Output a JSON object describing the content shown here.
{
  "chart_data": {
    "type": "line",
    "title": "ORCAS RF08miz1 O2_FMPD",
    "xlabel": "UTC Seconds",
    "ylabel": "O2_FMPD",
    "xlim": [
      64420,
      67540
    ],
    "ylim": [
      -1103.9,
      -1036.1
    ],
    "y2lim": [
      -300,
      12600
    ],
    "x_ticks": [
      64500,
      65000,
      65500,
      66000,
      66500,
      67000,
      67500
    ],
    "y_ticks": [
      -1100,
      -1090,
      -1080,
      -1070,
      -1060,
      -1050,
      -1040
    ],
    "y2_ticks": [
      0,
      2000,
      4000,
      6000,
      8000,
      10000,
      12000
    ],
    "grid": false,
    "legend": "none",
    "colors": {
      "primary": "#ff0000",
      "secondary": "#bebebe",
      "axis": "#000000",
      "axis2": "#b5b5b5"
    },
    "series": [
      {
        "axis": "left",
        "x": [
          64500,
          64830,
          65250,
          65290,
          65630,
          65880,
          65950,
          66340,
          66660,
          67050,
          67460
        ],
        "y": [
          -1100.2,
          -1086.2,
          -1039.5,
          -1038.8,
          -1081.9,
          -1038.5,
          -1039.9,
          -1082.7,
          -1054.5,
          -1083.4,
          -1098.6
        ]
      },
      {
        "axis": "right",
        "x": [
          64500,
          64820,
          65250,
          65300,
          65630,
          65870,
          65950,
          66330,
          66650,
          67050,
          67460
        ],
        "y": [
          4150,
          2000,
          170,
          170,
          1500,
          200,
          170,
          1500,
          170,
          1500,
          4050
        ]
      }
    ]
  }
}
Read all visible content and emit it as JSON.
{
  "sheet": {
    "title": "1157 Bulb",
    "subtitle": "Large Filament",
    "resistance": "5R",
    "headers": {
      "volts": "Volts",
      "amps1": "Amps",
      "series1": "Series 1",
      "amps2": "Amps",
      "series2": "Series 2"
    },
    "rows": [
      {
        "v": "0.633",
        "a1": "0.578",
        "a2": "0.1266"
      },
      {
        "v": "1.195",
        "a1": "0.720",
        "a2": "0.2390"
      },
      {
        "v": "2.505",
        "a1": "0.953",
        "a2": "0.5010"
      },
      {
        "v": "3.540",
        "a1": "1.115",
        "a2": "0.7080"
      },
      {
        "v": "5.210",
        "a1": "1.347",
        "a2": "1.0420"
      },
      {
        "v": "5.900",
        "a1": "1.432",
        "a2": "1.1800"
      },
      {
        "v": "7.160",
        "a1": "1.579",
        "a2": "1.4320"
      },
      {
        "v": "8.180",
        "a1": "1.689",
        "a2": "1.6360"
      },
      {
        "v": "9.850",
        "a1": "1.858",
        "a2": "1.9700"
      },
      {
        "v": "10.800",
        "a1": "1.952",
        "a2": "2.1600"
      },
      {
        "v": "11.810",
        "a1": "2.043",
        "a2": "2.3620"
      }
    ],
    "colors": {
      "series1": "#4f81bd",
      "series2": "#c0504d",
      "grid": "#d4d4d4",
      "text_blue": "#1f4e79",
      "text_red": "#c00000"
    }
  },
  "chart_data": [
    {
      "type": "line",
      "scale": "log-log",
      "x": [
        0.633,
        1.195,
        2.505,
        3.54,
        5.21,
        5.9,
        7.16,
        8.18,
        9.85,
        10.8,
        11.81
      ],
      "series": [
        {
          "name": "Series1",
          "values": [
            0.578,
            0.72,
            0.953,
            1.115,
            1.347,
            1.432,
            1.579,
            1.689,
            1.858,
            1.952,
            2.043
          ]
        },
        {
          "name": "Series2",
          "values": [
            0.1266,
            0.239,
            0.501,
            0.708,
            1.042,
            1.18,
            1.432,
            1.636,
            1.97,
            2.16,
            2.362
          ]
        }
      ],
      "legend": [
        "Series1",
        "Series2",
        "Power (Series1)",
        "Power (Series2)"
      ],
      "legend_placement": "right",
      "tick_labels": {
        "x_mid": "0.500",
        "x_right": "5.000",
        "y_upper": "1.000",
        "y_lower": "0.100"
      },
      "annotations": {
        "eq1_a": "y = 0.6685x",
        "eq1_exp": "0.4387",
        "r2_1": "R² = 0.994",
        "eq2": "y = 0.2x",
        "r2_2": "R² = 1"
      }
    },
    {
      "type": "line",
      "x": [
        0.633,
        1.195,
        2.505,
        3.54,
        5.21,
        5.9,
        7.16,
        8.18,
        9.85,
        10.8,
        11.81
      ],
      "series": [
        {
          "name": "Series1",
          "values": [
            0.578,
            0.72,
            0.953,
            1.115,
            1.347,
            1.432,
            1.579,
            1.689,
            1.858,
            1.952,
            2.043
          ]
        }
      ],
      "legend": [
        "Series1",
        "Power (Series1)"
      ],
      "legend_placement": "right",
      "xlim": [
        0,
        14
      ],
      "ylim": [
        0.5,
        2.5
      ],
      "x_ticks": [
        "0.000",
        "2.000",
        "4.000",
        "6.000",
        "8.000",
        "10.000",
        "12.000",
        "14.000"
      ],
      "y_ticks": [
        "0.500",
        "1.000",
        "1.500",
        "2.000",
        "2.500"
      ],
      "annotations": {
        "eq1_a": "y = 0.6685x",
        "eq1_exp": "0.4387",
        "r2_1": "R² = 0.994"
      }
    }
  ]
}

● ● ● ● ●

**Task description**:
Show every line that contains the word "content".

**Solution to the problem**:
Output a JSON object describing the content shown here.
Read all visible content and emit it as JSON.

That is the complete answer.